[Stored items from a collection]
------------------------------------

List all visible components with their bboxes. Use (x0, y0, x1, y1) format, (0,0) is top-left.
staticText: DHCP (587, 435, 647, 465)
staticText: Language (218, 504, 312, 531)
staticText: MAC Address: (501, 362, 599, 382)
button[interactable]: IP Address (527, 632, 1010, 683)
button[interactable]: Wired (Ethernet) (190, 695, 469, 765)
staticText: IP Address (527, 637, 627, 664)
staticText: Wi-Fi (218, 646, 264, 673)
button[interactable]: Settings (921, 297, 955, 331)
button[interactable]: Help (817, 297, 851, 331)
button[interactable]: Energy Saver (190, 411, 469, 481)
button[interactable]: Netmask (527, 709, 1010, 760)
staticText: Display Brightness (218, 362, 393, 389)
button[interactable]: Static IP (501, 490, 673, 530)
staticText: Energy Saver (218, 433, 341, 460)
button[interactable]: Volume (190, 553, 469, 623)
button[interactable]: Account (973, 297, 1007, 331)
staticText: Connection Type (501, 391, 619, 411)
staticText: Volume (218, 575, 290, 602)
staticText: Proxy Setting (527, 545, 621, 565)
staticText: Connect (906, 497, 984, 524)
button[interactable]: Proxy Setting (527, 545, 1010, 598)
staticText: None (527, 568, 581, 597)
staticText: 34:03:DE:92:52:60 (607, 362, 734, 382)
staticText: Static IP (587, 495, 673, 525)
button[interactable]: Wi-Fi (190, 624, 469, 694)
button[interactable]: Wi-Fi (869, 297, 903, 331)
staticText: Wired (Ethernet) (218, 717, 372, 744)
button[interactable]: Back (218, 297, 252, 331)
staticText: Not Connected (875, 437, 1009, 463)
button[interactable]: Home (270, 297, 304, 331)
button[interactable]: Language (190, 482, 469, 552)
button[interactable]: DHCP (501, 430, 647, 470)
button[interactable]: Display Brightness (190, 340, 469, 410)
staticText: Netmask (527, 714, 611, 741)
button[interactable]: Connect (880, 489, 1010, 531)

------------------------------------

● **Problem to solve**
Put every line of the items above into a numbered list, leaving out any blank lines.

● **Output below**
1. List all visible components with their bboxes. Use (x0, y0, x1, y1) format, (0,0) is top-left.
2. staticText: DHCP (587, 435, 647, 465)
3. staticText: Language (218, 504, 312, 531)
4. staticText: MAC Address: (501, 362, 599, 382)
5. button[interactable]: IP Address (527, 632, 1010, 683)
6. button[interactable]: Wired (Ethernet) (190, 695, 469, 765)
7. staticText: IP Address (527, 637, 627, 664)
8. staticText: Wi-Fi (218, 646, 264, 673)
9. button[interactable]: Settings (921, 297, 955, 331)
10. button[interactable]: Help (817, 297, 851, 331)
11. button[interactable]: Energy Saver (190, 411, 469, 481)
12. button[interactable]: Netmask (527, 709, 1010, 760)
13. staticText: Display Brightness (218, 362, 393, 389)
14. button[interactable]: Static IP (501, 490, 673, 530)
15. staticText: Energy Saver (218, 433, 341, 460)
16. button[interactable]: Volume (190, 553, 469, 623)
17. button[interactable]: Account (973, 297, 1007, 331)
18. staticText: Connection Type (501, 391, 619, 411)
19. staticText: Volume (218, 575, 290, 602)
20. staticText: Proxy Setting (527, 545, 621, 565)
21. staticText: Connect (906, 497, 984, 524)
22. button[interactable]: Proxy Setting (527, 545, 1010, 598)
23. staticText: None (527, 568, 581, 597)
24. staticText: 34:03:DE:92:52:60 (607, 362, 734, 382)
25. staticText: Static IP (587, 495, 673, 525)
26. button[interactable]: Wi-Fi (190, 624, 469, 694)
27. button[interactable]: Wi-Fi (869, 297, 903, 331)
28. staticText: Wired (Ethernet) (218, 717, 372, 744)
29. button[interactable]: Back (218, 297, 252, 331)
30. staticText: Not Connected (875, 437, 1009, 463)
31. button[interactable]: Home (270, 297, 304, 331)
32. button[interactable]: Language (190, 482, 469, 552)
33. button[interactable]: DHCP (501, 430, 647, 470)
34. button[interactable]: Display Brightness (190, 340, 469, 410)
35. staticText: Netmask (527, 714, 611, 741)
36. button[interactable]: Connect (880, 489, 1010, 531)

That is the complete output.